Listed records ::
________________________

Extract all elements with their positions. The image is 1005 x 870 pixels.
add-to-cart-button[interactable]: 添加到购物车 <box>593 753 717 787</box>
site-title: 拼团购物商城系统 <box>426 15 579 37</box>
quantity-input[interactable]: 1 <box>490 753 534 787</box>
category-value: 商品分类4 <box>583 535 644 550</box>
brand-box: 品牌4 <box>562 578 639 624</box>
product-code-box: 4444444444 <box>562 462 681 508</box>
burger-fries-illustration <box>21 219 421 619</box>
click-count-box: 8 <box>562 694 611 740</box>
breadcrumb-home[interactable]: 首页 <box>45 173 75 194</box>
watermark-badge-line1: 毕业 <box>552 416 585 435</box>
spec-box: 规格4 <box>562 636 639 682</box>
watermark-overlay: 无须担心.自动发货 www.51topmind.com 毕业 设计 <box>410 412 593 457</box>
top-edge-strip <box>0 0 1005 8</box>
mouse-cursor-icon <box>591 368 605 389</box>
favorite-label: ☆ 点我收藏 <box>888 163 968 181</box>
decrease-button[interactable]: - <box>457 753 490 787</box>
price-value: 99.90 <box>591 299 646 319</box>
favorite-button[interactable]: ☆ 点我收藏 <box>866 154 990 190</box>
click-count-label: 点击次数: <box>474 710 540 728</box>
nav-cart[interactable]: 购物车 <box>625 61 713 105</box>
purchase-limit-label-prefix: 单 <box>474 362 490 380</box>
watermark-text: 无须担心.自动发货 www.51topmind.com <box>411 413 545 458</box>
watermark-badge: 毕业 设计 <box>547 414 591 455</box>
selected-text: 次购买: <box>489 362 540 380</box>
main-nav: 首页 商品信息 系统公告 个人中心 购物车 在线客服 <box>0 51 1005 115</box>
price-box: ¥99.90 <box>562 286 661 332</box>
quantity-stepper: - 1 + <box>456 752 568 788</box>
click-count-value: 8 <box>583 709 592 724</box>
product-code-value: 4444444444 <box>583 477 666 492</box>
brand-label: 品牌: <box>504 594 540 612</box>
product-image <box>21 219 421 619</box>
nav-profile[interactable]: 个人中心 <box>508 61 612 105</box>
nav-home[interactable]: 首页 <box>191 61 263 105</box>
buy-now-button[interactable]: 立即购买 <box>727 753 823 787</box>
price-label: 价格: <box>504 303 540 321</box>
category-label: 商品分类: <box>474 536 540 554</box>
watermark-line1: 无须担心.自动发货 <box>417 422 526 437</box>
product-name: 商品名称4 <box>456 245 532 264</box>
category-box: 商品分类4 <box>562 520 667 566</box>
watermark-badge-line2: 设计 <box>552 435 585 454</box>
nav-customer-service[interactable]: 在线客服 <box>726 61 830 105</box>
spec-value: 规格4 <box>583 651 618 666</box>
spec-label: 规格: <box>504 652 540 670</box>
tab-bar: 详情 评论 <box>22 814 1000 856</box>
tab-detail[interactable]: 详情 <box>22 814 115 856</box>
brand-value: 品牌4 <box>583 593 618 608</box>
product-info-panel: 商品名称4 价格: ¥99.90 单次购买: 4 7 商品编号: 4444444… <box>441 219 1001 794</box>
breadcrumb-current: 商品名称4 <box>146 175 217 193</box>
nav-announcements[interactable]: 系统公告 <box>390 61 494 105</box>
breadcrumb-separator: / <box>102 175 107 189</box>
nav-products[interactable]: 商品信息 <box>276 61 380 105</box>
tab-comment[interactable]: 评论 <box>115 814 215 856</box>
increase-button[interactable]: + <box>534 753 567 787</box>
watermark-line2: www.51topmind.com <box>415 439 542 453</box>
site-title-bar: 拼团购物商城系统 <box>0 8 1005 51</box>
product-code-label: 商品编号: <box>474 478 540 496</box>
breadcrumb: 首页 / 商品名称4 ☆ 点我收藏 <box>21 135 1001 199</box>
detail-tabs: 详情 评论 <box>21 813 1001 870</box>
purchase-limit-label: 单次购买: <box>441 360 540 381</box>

________________________

Task description :: Rewrite every entry above, putting "menu" wherever "nav" appears and keeping everything else the same.

Answer to the problem ::
Extract all elements with their positions. The image is 1005 x 870 pixels.
add-to-cart-button[interactable]: 添加到购物车 <box>593 753 717 787</box>
site-title: 拼团购物商城系统 <box>426 15 579 37</box>
quantity-input[interactable]: 1 <box>490 753 534 787</box>
category-value: 商品分类4 <box>583 535 644 550</box>
brand-box: 品牌4 <box>562 578 639 624</box>
product-code-box: 4444444444 <box>562 462 681 508</box>
burger-fries-illustration <box>21 219 421 619</box>
click-count-box: 8 <box>562 694 611 740</box>
breadcrumb-home[interactable]: 首页 <box>45 173 75 194</box>
watermark-badge-line1: 毕业 <box>552 416 585 435</box>
spec-box: 规格4 <box>562 636 639 682</box>
watermark-overlay: 无须担心.自动发货 www.51topmind.com 毕业 设计 <box>410 412 593 457</box>
top-edge-strip <box>0 0 1005 8</box>
mouse-cursor-icon <box>591 368 605 389</box>
favorite-label: ☆ 点我收藏 <box>888 163 968 181</box>
decrease-button[interactable]: - <box>457 753 490 787</box>
price-value: 99.90 <box>591 299 646 319</box>
favorite-button[interactable]: ☆ 点我收藏 <box>866 154 990 190</box>
click-count-label: 点击次数: <box>474 710 540 728</box>
menu-cart[interactable]: 购物车 <box>625 61 713 105</box>
purchase-limit-label-prefix: 单 <box>474 362 490 380</box>
watermark-text: 无须担心.自动发货 www.51topmind.com <box>411 413 545 458</box>
watermark-badge: 毕业 设计 <box>547 414 591 455</box>
selected-text: 次购买: <box>489 362 540 380</box>
main-menu: 首页 商品信息 系统公告 个人中心 购物车 在线客服 <box>0 51 1005 115</box>
price-box: ¥99.90 <box>562 286 661 332</box>
quantity-stepper: - 1 + <box>456 752 568 788</box>
click-count-value: 8 <box>583 709 592 724</box>
product-code-value: 4444444444 <box>583 477 666 492</box>
brand-label: 品牌: <box>504 594 540 612</box>
product-image <box>21 219 421 619</box>
menu-profile[interactable]: 个人中心 <box>508 61 612 105</box>
menu-home[interactable]: 首页 <box>191 61 263 105</box>
buy-now-button[interactable]: 立即购买 <box>727 753 823 787</box>
price-label: 价格: <box>504 303 540 321</box>
category-label: 商品分类: <box>474 536 540 554</box>
watermark-line1: 无须担心.自动发货 <box>417 422 526 437</box>
product-name: 商品名称4 <box>456 245 532 264</box>
category-box: 商品分类4 <box>562 520 667 566</box>
watermark-badge-line2: 设计 <box>552 435 585 454</box>
menu-customer-service[interactable]: 在线客服 <box>726 61 830 105</box>
spec-value: 规格4 <box>583 651 618 666</box>
spec-label: 规格: <box>504 652 540 670</box>
tab-bar: 详情 评论 <box>22 814 1000 856</box>
tab-detail[interactable]: 详情 <box>22 814 115 856</box>
brand-value: 品牌4 <box>583 593 618 608</box>
product-info-panel: 商品名称4 价格: ¥99.90 单次购买: 4 7 商品编号: 4444444… <box>441 219 1001 794</box>
breadcrumb-current: 商品名称4 <box>146 175 217 193</box>
menu-announcements[interactable]: 系统公告 <box>390 61 494 105</box>
breadcrumb-separator: / <box>102 175 107 189</box>
menu-products[interactable]: 商品信息 <box>276 61 380 105</box>
tab-comment[interactable]: 评论 <box>115 814 215 856</box>
increase-button[interactable]: + <box>534 753 567 787</box>
watermark-line2: www.51topmind.com <box>415 439 542 453</box>
site-title-bar: 拼团购物商城系统 <box>0 8 1005 51</box>
product-code-label: 商品编号: <box>474 478 540 496</box>
breadcrumb: 首页 / 商品名称4 ☆ 点我收藏 <box>21 135 1001 199</box>
detail-tabs: 详情 评论 <box>21 813 1001 870</box>
purchase-limit-label: 单次购买: <box>441 360 540 381</box>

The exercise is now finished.